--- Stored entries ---

══════════════════════════════

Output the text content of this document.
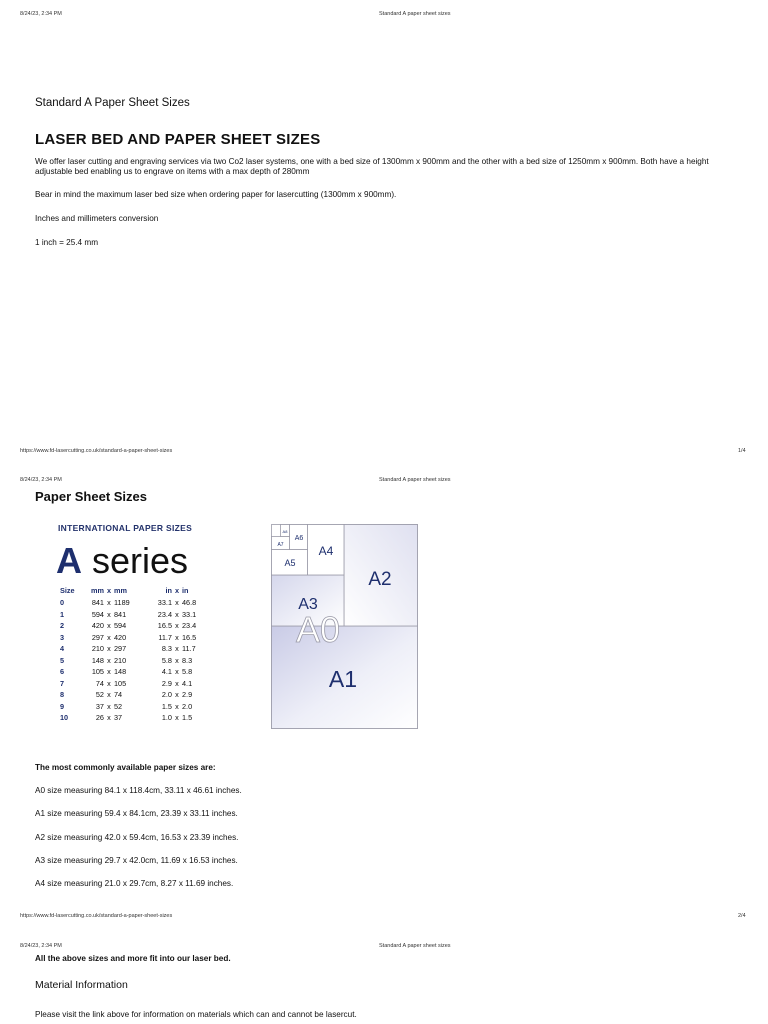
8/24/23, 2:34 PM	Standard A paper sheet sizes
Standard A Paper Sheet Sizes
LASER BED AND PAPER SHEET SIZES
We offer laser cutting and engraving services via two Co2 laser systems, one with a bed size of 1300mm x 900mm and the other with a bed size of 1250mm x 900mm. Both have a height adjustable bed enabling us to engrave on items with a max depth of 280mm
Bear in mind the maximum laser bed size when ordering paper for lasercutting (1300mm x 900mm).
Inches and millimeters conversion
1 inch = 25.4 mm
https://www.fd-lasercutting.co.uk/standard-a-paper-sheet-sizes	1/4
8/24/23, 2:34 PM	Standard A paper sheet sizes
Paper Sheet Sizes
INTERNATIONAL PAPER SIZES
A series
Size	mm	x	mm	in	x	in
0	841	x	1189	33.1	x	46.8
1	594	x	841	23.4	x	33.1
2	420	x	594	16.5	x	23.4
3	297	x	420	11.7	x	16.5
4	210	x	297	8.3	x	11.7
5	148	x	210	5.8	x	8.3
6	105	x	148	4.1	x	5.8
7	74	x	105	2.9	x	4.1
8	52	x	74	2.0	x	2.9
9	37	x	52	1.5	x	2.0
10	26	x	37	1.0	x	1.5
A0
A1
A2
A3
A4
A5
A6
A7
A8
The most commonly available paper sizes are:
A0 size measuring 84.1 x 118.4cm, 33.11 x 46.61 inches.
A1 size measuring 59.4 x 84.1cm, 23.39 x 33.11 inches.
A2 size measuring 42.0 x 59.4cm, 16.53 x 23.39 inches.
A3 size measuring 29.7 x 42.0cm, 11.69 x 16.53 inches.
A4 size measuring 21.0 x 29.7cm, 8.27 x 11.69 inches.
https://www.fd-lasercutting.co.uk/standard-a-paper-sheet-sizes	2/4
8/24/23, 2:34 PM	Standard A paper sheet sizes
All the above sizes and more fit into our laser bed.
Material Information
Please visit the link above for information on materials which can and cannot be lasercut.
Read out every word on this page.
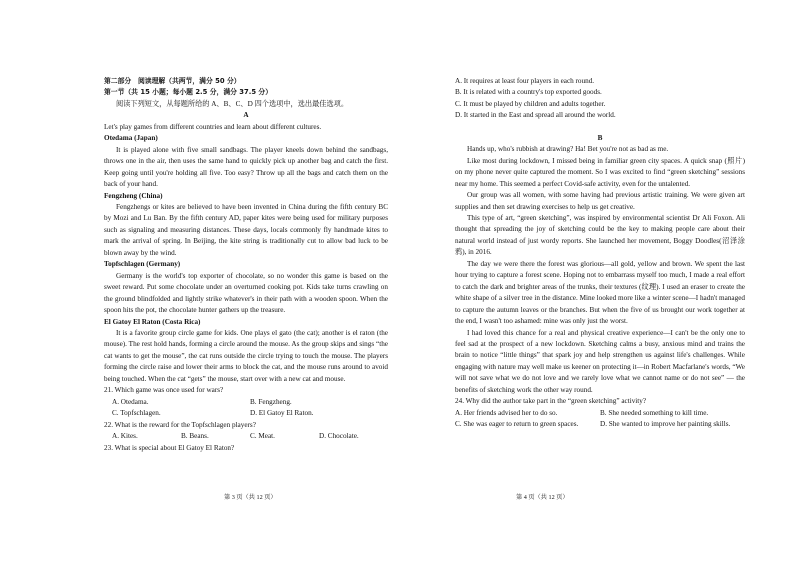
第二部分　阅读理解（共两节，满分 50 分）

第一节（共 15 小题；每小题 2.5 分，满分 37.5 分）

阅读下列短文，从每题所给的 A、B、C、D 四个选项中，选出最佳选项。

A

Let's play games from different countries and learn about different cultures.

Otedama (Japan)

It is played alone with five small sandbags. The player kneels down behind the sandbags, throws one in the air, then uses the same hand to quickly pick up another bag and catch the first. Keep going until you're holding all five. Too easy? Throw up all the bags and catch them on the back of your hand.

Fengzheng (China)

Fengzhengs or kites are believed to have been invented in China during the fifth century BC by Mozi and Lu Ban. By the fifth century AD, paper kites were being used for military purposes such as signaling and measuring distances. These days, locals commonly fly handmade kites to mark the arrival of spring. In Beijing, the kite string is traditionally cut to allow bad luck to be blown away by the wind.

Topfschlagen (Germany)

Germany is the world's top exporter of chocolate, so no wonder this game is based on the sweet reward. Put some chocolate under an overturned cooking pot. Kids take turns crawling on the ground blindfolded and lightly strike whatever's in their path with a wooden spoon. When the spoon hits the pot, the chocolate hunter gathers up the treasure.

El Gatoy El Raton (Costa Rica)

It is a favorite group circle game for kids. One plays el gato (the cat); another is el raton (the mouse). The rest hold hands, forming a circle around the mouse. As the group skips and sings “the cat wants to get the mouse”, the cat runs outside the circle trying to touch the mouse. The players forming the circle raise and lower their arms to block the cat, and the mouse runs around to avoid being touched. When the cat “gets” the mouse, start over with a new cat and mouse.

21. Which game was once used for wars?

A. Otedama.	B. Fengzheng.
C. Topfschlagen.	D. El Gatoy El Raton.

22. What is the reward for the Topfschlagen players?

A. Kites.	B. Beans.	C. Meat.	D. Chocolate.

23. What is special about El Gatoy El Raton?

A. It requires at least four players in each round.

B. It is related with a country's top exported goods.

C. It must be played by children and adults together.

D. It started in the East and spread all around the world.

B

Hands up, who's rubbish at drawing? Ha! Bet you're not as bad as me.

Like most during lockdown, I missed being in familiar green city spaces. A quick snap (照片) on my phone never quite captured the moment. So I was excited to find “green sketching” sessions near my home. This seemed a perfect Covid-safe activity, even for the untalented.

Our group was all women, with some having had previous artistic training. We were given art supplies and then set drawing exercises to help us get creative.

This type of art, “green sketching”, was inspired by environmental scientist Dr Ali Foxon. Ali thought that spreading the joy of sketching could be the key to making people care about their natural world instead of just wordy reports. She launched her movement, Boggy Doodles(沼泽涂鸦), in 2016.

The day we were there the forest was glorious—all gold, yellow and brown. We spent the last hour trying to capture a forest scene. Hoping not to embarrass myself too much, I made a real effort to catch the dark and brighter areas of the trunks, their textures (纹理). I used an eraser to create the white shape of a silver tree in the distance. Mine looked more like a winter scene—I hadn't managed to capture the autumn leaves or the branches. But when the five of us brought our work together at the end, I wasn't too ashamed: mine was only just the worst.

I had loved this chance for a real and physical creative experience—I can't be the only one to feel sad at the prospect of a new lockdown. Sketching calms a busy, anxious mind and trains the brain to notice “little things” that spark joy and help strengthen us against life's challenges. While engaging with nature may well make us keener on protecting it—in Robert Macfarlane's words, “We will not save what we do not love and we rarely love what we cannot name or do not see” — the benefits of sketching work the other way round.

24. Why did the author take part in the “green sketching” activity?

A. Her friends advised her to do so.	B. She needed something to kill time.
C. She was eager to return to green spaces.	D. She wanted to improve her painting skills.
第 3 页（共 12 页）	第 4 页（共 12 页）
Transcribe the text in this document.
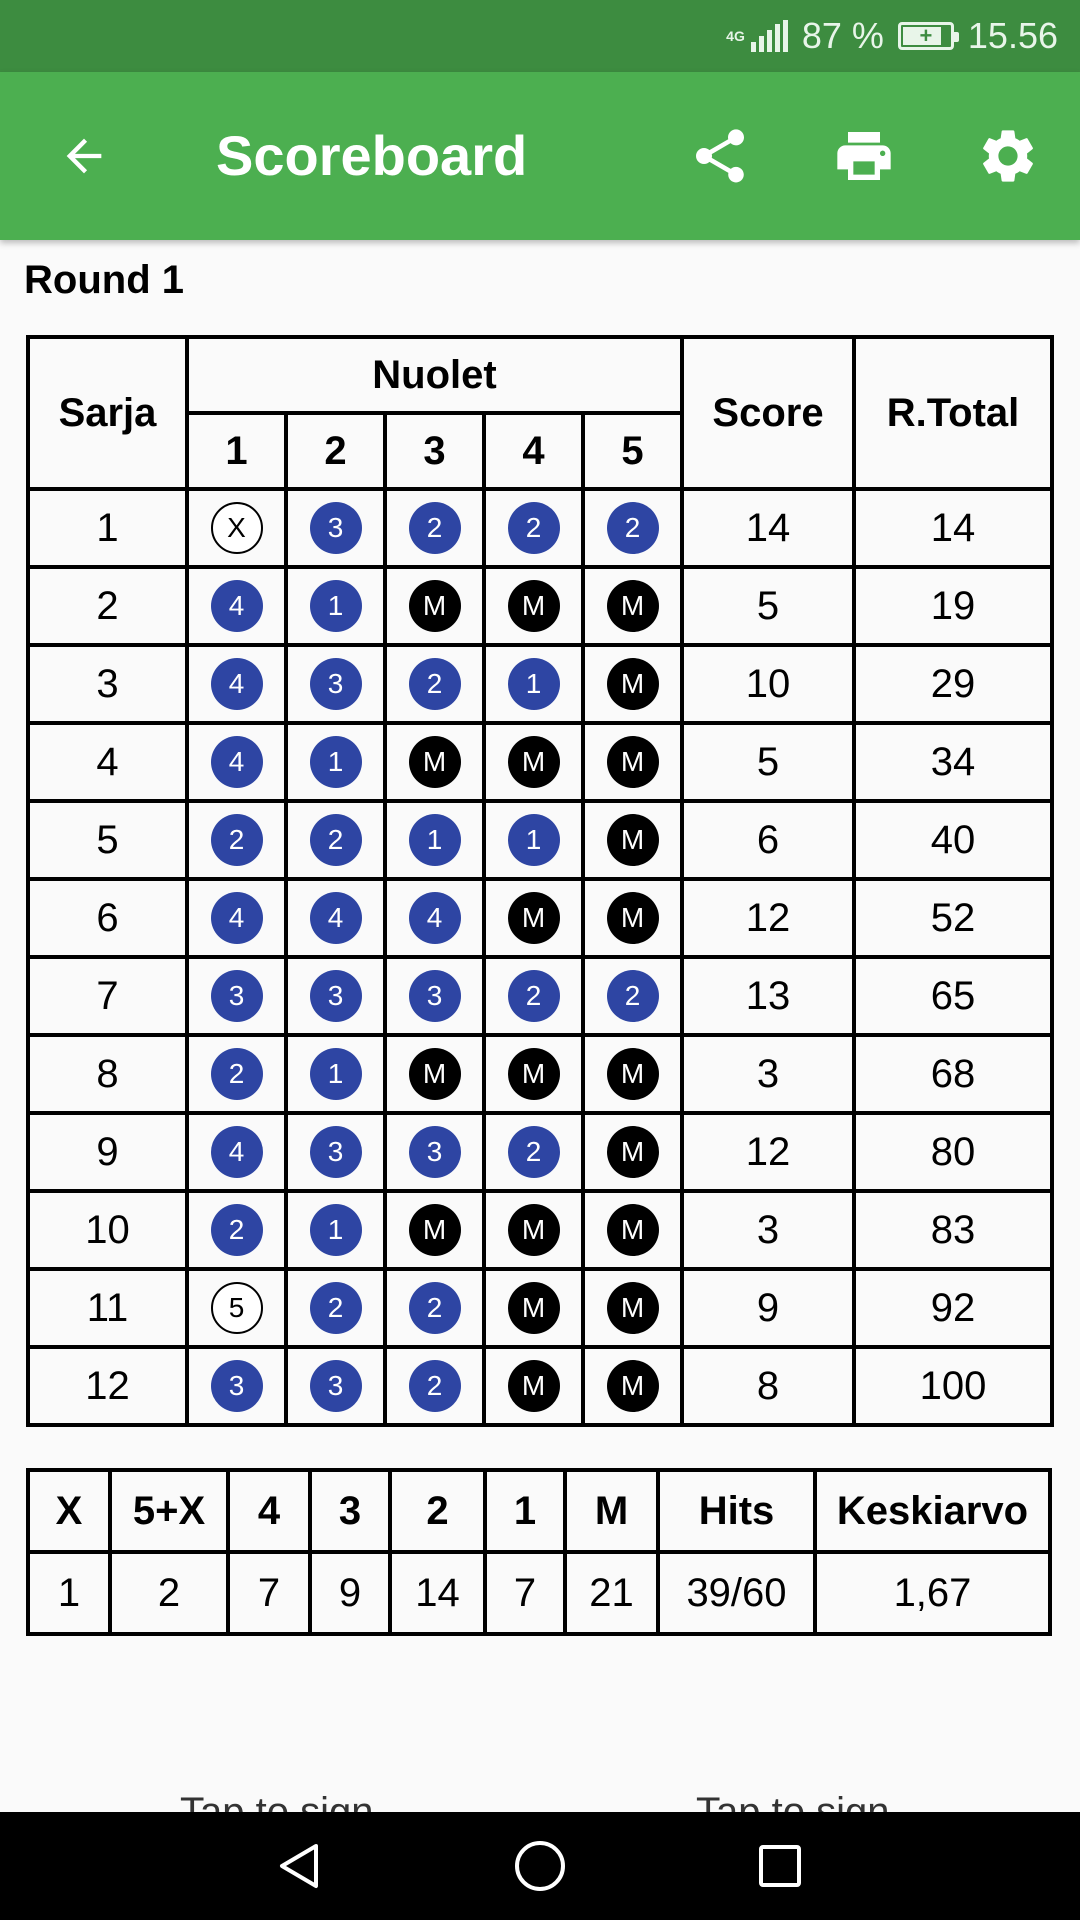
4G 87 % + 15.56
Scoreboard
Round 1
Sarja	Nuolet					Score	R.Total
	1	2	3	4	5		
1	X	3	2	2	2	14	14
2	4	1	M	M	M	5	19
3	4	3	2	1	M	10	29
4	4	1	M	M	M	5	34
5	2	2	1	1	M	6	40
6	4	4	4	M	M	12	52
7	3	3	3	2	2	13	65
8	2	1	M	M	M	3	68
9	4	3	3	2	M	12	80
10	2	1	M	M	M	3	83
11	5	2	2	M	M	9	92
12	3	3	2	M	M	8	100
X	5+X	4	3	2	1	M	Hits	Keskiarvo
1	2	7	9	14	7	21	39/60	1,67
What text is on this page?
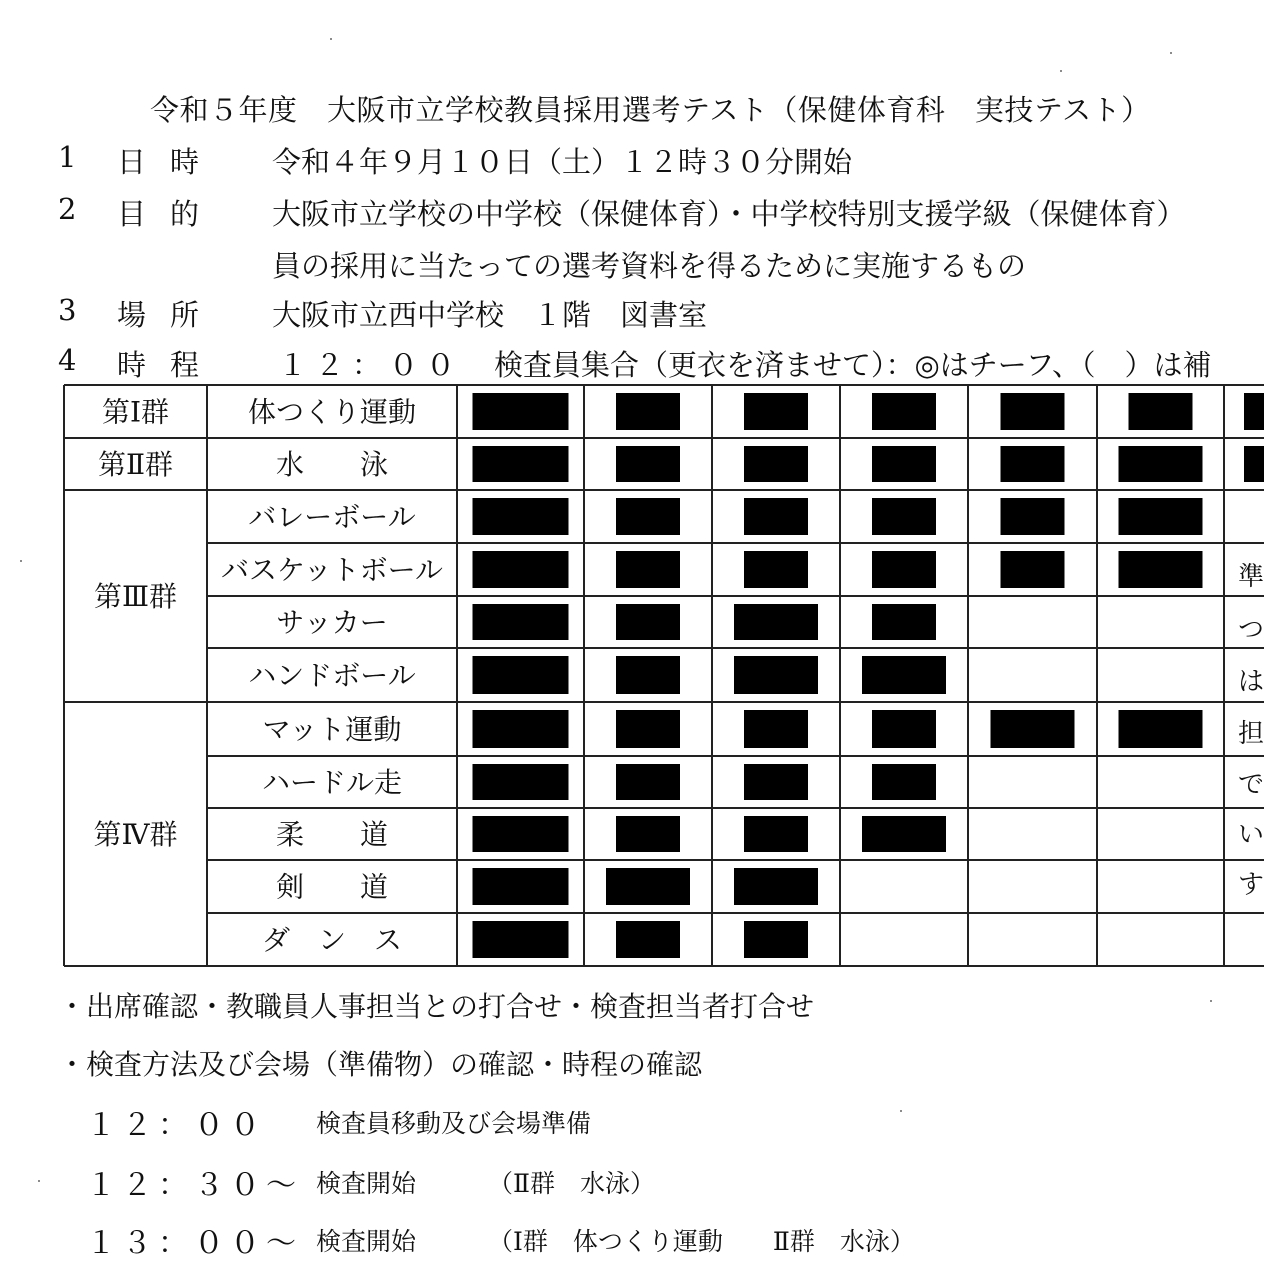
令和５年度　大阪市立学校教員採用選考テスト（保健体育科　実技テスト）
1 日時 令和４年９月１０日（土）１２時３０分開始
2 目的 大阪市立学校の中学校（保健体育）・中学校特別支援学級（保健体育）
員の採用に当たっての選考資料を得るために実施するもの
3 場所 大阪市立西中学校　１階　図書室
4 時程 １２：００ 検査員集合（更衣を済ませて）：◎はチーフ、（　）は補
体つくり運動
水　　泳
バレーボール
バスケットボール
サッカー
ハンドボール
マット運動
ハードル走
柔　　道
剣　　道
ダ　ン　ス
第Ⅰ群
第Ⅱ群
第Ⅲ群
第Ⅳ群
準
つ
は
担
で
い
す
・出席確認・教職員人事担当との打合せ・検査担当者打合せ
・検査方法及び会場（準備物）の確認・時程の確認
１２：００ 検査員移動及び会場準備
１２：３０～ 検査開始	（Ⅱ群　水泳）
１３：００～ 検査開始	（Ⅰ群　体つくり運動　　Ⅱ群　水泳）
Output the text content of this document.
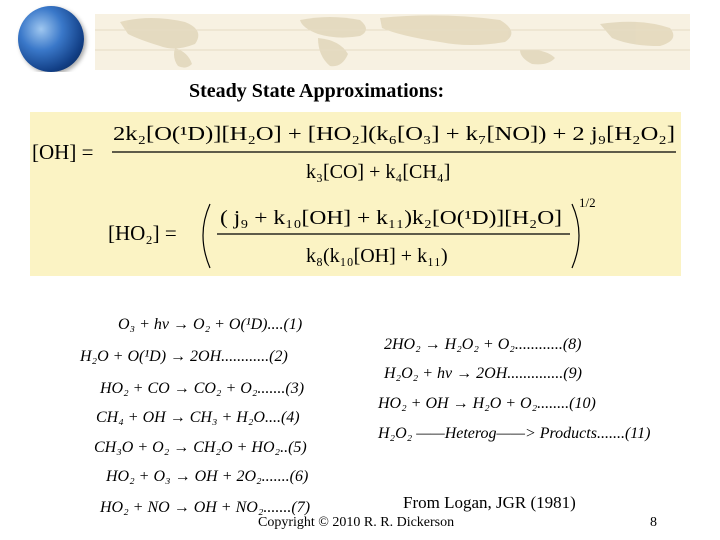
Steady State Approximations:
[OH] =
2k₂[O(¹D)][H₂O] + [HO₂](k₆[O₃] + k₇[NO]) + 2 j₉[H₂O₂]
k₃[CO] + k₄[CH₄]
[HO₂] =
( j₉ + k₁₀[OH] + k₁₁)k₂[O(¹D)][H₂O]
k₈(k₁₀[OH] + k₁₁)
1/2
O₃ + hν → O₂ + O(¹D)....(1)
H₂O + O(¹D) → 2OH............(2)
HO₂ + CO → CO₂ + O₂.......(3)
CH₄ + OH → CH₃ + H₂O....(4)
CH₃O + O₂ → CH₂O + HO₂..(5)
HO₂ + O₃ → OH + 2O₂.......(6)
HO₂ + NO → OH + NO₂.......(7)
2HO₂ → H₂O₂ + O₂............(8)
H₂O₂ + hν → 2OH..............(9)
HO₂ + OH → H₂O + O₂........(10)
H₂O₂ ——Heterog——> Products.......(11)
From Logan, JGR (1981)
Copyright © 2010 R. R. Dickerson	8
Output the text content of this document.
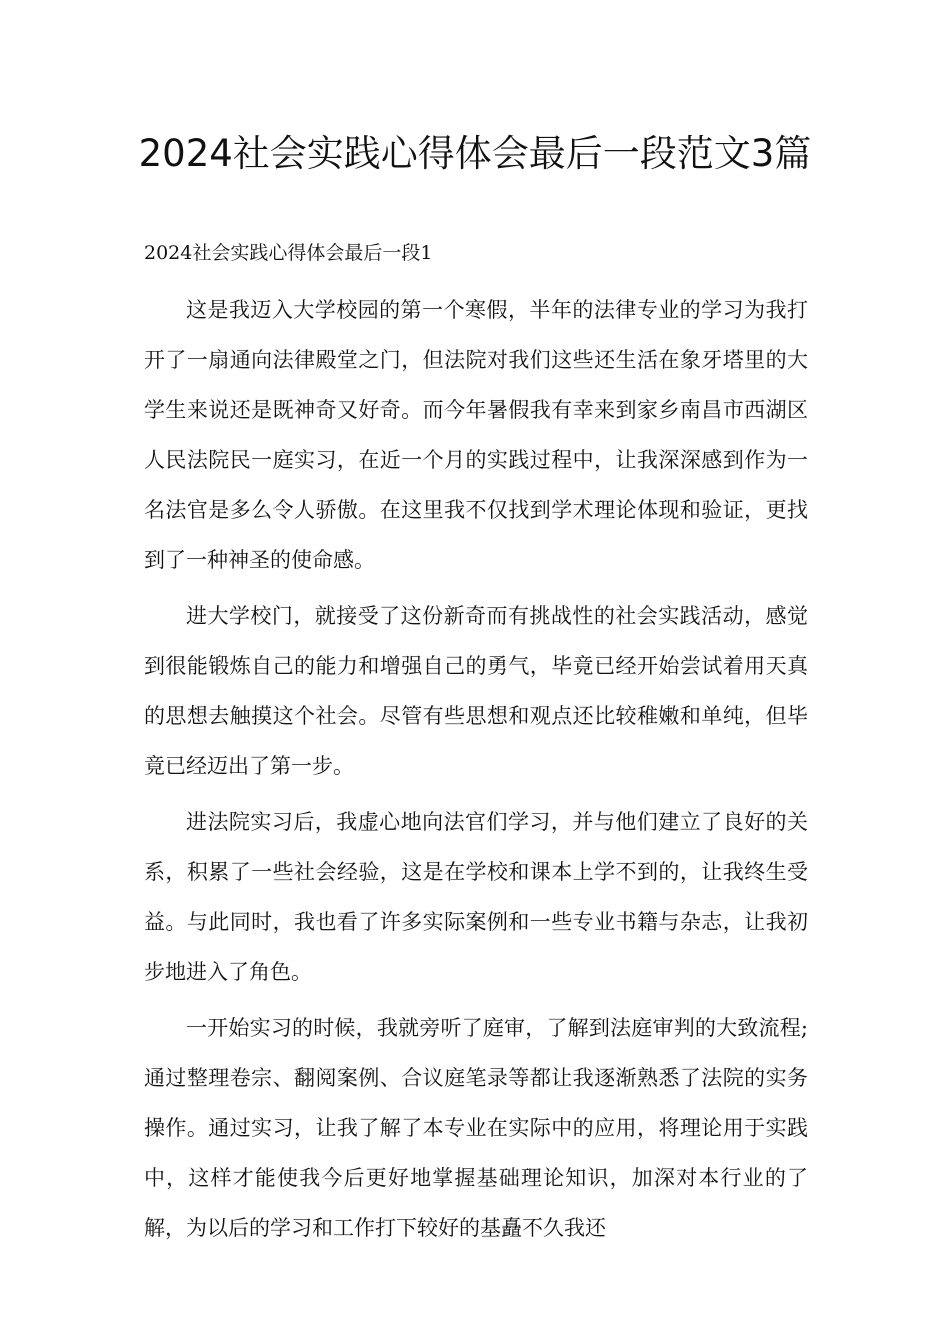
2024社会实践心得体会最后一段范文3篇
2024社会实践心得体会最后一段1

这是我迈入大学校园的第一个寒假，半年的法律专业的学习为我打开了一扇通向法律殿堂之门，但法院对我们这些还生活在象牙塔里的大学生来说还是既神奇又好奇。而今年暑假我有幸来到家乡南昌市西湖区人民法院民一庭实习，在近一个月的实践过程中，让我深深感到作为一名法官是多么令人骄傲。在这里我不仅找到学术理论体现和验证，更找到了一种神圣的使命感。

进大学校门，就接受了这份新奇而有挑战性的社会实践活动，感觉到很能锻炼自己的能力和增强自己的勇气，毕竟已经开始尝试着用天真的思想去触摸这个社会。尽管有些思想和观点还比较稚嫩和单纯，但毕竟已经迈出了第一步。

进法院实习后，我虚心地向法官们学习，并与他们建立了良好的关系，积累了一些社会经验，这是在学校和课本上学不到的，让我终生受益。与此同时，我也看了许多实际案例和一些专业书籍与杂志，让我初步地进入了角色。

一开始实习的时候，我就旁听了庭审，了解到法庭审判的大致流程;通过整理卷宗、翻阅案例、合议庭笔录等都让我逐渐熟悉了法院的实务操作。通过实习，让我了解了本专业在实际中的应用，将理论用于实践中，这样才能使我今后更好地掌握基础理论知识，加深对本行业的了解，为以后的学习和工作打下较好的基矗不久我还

══════════════════════════════

Using the records above, copy every line that has the word "take" in it.

--- Solution for this exercise ---
Germany is the world's top exporter of chocolate, so no wonder this game is based on the sweet reward. Put some chocolate under an overturned cooking pot. Kids take turns crawling on the ground blindfolded and lightly strike whatever's in their path with a wooden spoon. When the spoon hits the pot, the chocolate hunter gathers up the treasure.
24. Why did the author take part in the “green sketching” activity?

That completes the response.